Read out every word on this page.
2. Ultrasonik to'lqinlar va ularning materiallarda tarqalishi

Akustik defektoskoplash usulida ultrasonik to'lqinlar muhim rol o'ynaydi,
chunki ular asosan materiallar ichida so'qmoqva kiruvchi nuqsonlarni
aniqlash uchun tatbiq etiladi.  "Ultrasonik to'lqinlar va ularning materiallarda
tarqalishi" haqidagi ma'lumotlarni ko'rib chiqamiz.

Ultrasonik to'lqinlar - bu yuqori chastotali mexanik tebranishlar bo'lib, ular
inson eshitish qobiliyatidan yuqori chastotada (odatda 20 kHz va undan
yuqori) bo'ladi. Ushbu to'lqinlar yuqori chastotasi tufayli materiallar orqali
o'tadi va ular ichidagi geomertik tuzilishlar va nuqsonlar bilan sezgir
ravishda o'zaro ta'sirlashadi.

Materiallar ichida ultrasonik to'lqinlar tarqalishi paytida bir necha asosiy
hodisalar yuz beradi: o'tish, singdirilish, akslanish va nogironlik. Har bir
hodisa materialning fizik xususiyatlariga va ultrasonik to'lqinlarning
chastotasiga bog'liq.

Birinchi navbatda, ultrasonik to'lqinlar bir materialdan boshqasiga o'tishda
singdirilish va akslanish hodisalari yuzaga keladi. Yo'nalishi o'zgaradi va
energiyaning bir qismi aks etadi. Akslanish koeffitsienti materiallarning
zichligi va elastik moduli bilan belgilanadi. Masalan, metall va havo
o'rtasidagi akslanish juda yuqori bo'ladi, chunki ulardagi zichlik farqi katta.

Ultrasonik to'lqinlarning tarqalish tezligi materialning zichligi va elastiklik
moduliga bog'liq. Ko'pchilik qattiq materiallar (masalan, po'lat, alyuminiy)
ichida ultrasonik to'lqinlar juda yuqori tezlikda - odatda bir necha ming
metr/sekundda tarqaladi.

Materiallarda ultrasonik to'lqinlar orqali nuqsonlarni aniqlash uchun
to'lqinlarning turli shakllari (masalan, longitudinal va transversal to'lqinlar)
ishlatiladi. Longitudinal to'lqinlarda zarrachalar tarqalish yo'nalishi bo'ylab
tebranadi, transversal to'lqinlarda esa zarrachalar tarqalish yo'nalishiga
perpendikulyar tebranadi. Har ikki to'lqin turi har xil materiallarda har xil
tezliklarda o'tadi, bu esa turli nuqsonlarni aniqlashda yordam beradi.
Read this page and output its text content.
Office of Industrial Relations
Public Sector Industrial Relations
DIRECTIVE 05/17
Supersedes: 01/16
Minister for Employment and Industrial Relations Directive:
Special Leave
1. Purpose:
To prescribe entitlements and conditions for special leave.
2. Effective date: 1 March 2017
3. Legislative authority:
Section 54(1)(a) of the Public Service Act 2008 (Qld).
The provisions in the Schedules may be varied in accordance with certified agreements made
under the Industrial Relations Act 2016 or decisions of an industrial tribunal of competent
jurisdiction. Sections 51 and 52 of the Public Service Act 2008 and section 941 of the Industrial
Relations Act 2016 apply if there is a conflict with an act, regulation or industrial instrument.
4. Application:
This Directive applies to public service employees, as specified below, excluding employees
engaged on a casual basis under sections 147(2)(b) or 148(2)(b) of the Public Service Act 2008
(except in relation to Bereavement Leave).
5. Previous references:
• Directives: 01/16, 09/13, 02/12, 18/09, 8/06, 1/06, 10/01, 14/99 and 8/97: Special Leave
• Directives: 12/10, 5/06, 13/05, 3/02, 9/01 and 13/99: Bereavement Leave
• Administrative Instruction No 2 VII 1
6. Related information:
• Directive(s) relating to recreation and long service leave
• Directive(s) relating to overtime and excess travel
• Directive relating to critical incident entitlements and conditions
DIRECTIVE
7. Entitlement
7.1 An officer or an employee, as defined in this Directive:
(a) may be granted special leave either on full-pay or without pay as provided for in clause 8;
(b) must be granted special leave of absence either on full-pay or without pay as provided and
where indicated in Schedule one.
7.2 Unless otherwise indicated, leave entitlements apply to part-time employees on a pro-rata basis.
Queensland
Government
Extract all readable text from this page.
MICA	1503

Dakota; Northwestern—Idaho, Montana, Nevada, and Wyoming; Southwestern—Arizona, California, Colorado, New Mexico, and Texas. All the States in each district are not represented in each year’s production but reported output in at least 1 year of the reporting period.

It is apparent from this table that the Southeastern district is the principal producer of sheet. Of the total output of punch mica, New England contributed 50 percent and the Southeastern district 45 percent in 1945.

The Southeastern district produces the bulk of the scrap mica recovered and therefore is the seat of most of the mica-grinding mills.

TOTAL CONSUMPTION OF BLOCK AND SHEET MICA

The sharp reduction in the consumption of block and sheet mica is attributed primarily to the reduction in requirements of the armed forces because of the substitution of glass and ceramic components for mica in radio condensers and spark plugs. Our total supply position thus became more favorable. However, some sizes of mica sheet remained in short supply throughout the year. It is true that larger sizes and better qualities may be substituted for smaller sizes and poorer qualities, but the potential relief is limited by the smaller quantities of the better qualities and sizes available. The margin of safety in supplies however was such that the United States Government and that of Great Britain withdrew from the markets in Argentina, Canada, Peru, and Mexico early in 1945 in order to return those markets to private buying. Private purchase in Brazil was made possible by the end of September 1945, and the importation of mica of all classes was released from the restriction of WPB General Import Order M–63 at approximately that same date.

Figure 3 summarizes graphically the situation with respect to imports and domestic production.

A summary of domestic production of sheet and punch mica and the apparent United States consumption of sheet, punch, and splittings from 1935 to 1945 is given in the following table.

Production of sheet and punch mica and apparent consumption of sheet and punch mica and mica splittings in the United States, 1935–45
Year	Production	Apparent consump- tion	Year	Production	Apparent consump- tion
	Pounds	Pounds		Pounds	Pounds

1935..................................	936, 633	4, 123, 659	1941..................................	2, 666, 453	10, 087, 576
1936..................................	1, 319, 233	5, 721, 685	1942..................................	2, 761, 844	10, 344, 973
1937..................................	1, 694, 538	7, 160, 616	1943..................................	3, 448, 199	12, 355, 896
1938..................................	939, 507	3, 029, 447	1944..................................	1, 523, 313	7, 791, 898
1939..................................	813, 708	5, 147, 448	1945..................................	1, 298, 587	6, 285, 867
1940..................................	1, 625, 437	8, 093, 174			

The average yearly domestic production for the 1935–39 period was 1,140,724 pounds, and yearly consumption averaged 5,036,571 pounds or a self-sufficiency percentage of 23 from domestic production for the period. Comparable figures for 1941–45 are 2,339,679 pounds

:::::

Find each line in the records holding the string "domestic" and show it.

Figure 3 summarizes graphically the situation with respect to imports and domestic production.
A summary of domestic production of sheet and punch mica and the apparent United States consumption of sheet, punch, and splittings from 1935 to 1945 is given in the following table.
The average yearly domestic production for the 1935–39 period was 1,140,724 pounds, and yearly consumption averaged 5,036,571 pounds or a self-sufficiency percentage of 23 from domestic production for the period. Comparable figures for 1941–45 are 2,339,679 pounds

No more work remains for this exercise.